Give every line from the entries that contains "Dachdurchführung".

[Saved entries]
● ● ● ●

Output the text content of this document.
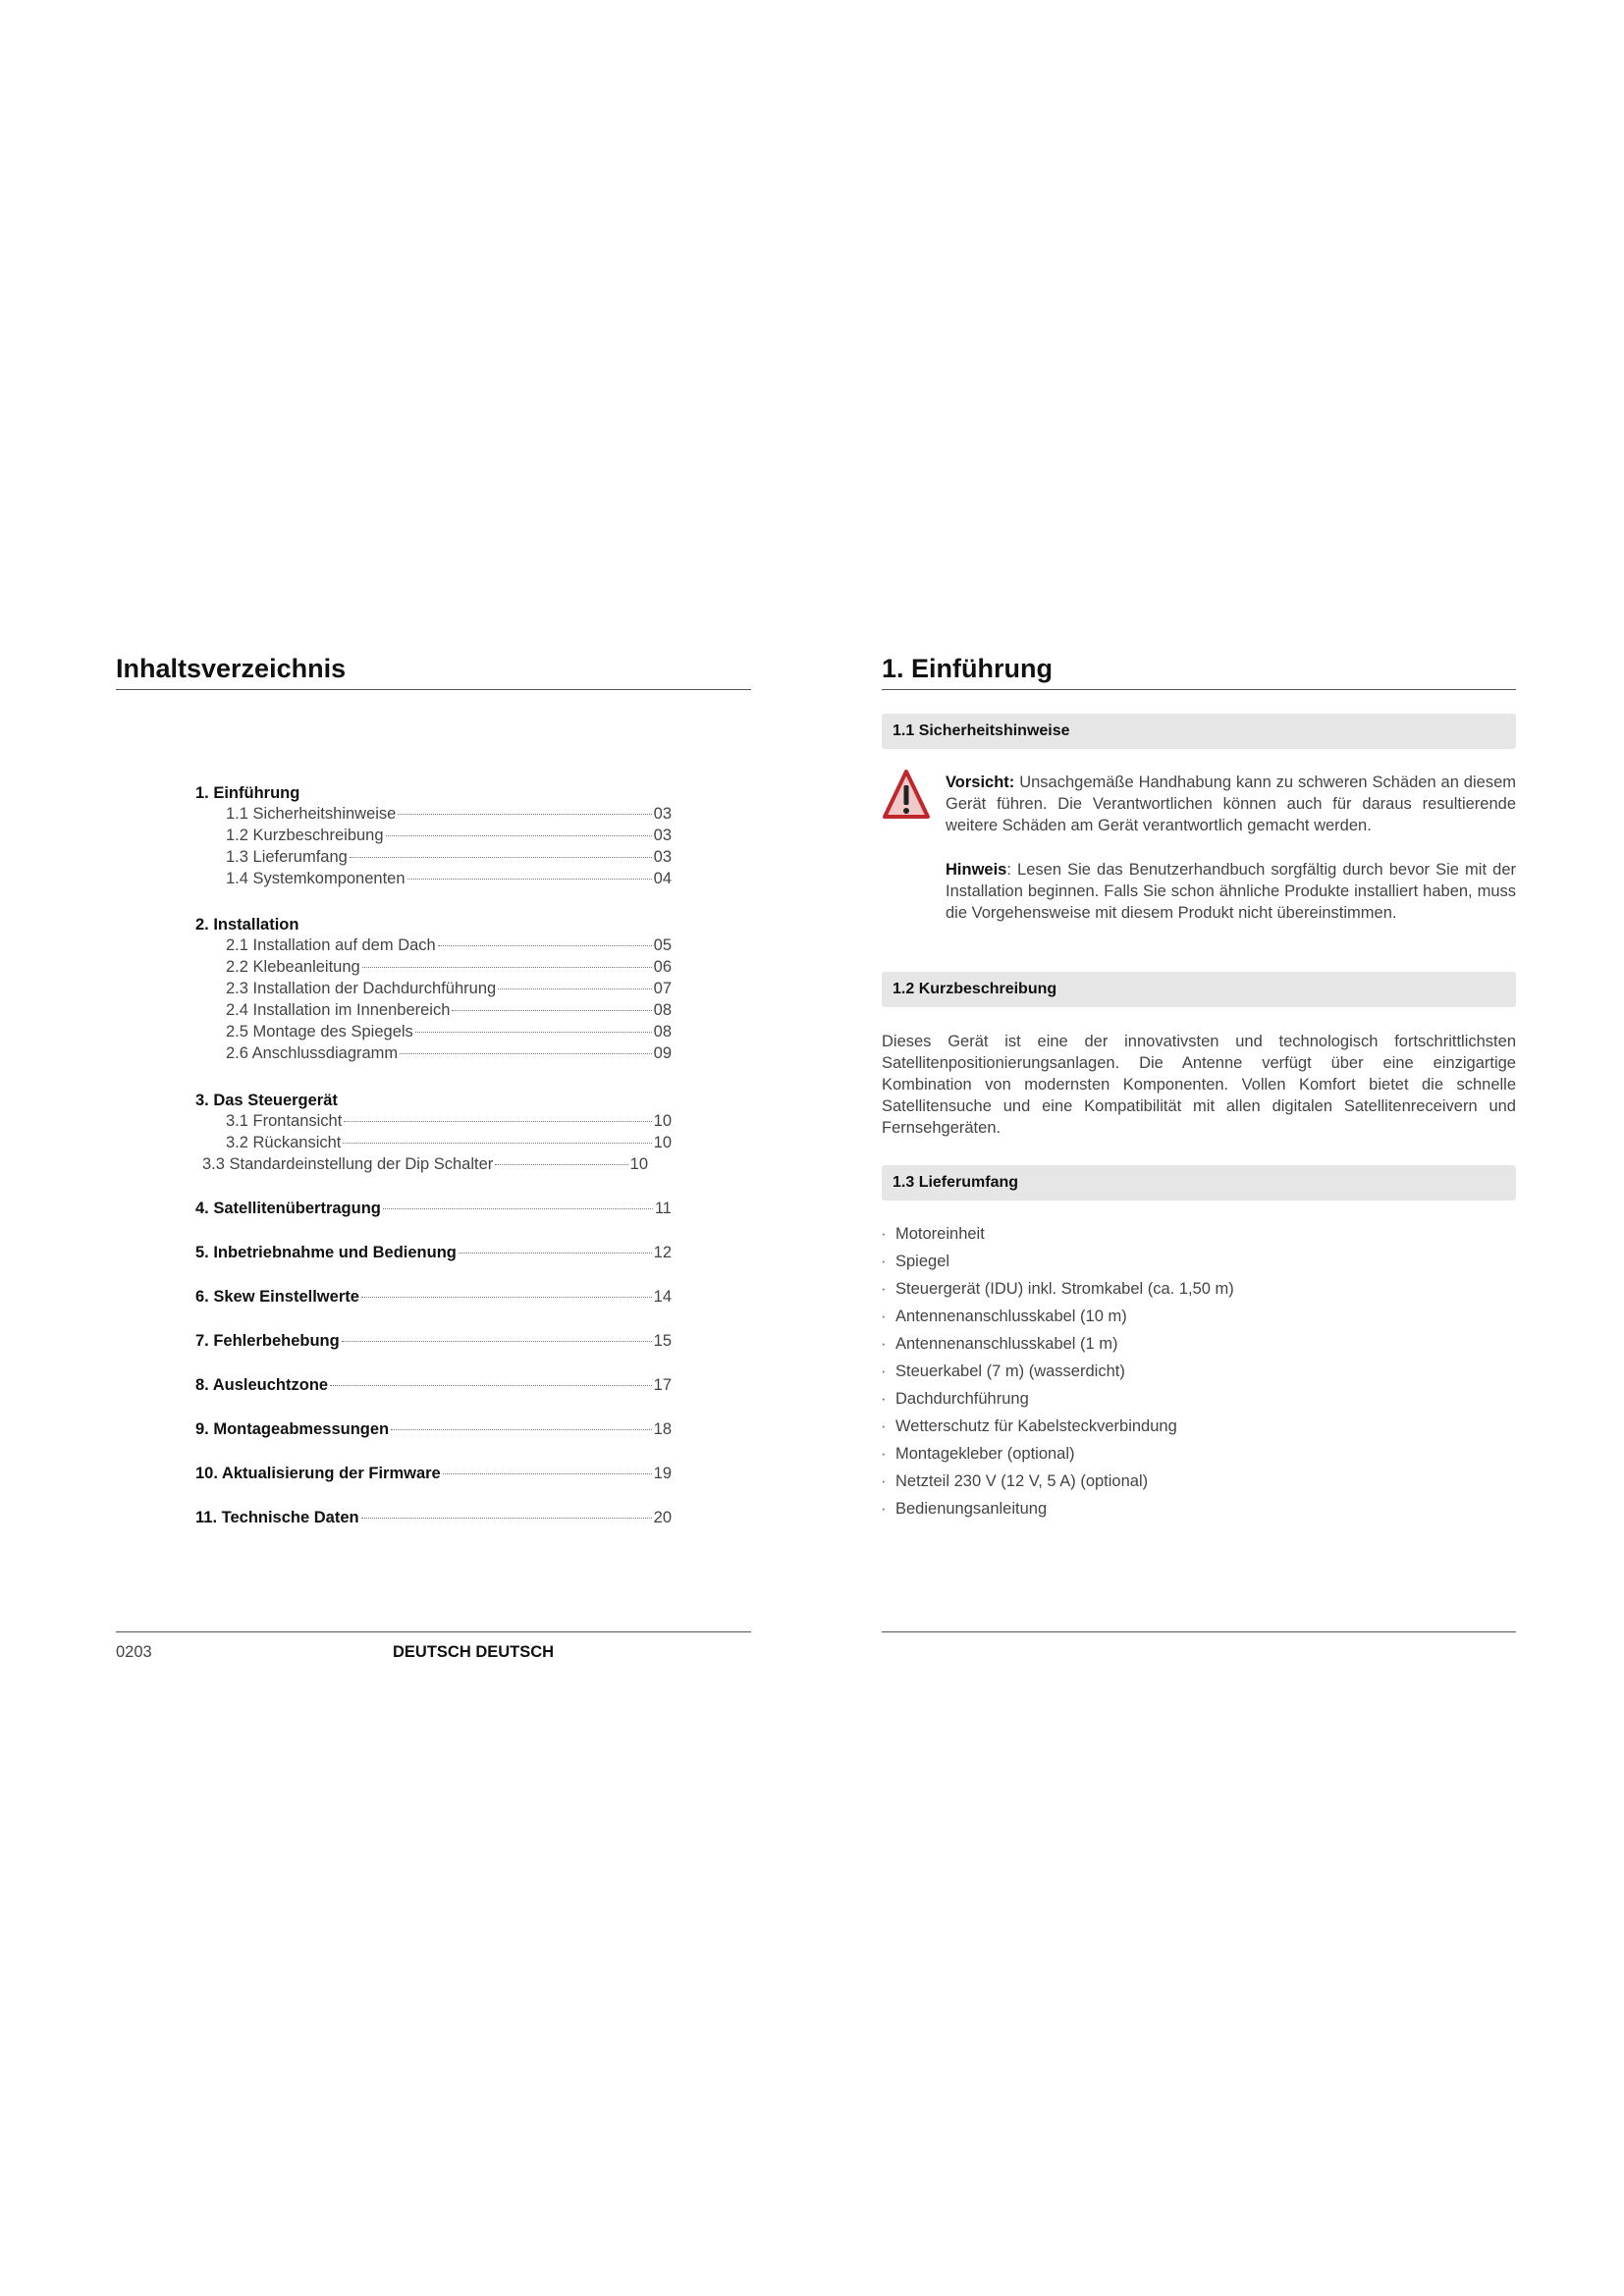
Inhaltsverzeichnis
1. Einführung
1.1 Sicherheitshinweise	03
1.2 Kurzbeschreibung	03
1.3 Lieferumfang	03
1.4 Systemkomponenten	04
2. Installation
2.1 Installation auf dem Dach	05
2.2 Klebeanleitung	06
2.3 Installation der Dachdurchführung	07
2.4 Installation im Innenbereich	08
2.5 Montage des Spiegels	08
2.6 Anschlussdiagramm	09
3. Das Steuergerät
3.1 Frontansicht	10
3.2 Rückansicht	10
3.3 Standardeinstellung der Dip Schalter	10
4. Satellitenübertragung	11
5. Inbetriebnahme und Bedienung	12
6. Skew Einstellwerte	14
7. Fehlerbehebung	15
8. Ausleuchtzone	17
9. Montageabmessungen	18
10. Aktualisierung der Firmware	19
11. Technische Daten	20
0203	DEUTSCH DEUTSCH
1. Einführung
1.1 Sicherheitshinweise
Vorsicht: Unsachgemäße Handhabung kann zu schweren Schäden an diesem Gerät führen. Die Verantwortlichen können auch für daraus resultierende weitere Schäden am Gerät verantwortlich gemacht werden.
Hinweis: Lesen Sie das Benutzerhandbuch sorgfältig durch bevor Sie mit der Installation beginnen. Falls Sie schon ähnliche Produkte installiert haben, muss die Vorgehensweise mit diesem Produkt nicht übereinstimmen.
1.2 Kurzbeschreibung
Dieses Gerät ist eine der innovativsten und technologisch fortschrittlichsten Satellitenpositionierungsanlagen. Die Antenne verfügt über eine einzigartige Kombination von modernsten Komponenten. Vollen Komfort bietet die schnelle Satellitensuche und eine Kompatibilität mit allen digitalen Satellitenreceivern und Fernsehgeräten.
1.3 Lieferumfang
· Motoreinheit
· Spiegel
· Steuergerät (IDU) inkl. Stromkabel (ca. 1,50 m)
· Antennenanschlusskabel (10 m)
· Antennenanschlusskabel (1 m)
· Steuerkabel (7 m) (wasserdicht)
· Dachdurchführung
· Wetterschutz für Kabelsteckverbindung
· Montagekleber (optional)
· Netzteil 230 V (12 V, 5 A) (optional)
· Bedienungsanleitung
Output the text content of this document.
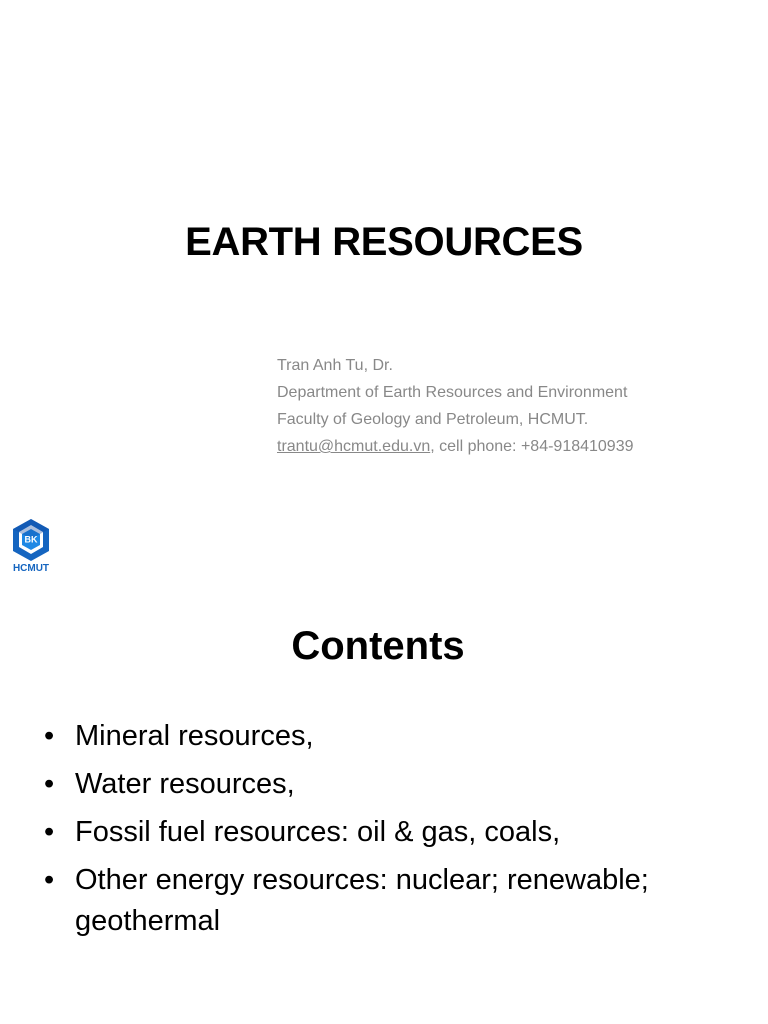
EARTH RESOURCES
Tran Anh Tu, Dr.
Department of Earth Resources and Environment
Faculty of Geology and Petroleum, HCMUT.
trantu@hcmut.edu.vn, cell phone: +84-918410939
BK
HCMUT
Contents
• Mineral resources,
• Water resources,
• Fossil fuel resources: oil & gas, coals,
• Other energy resources: nuclear; renewable; geothermal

● ● ● ●

- **Exercise response**
2.3 Installation der Dachdurchführung	07
· Dachdurchführung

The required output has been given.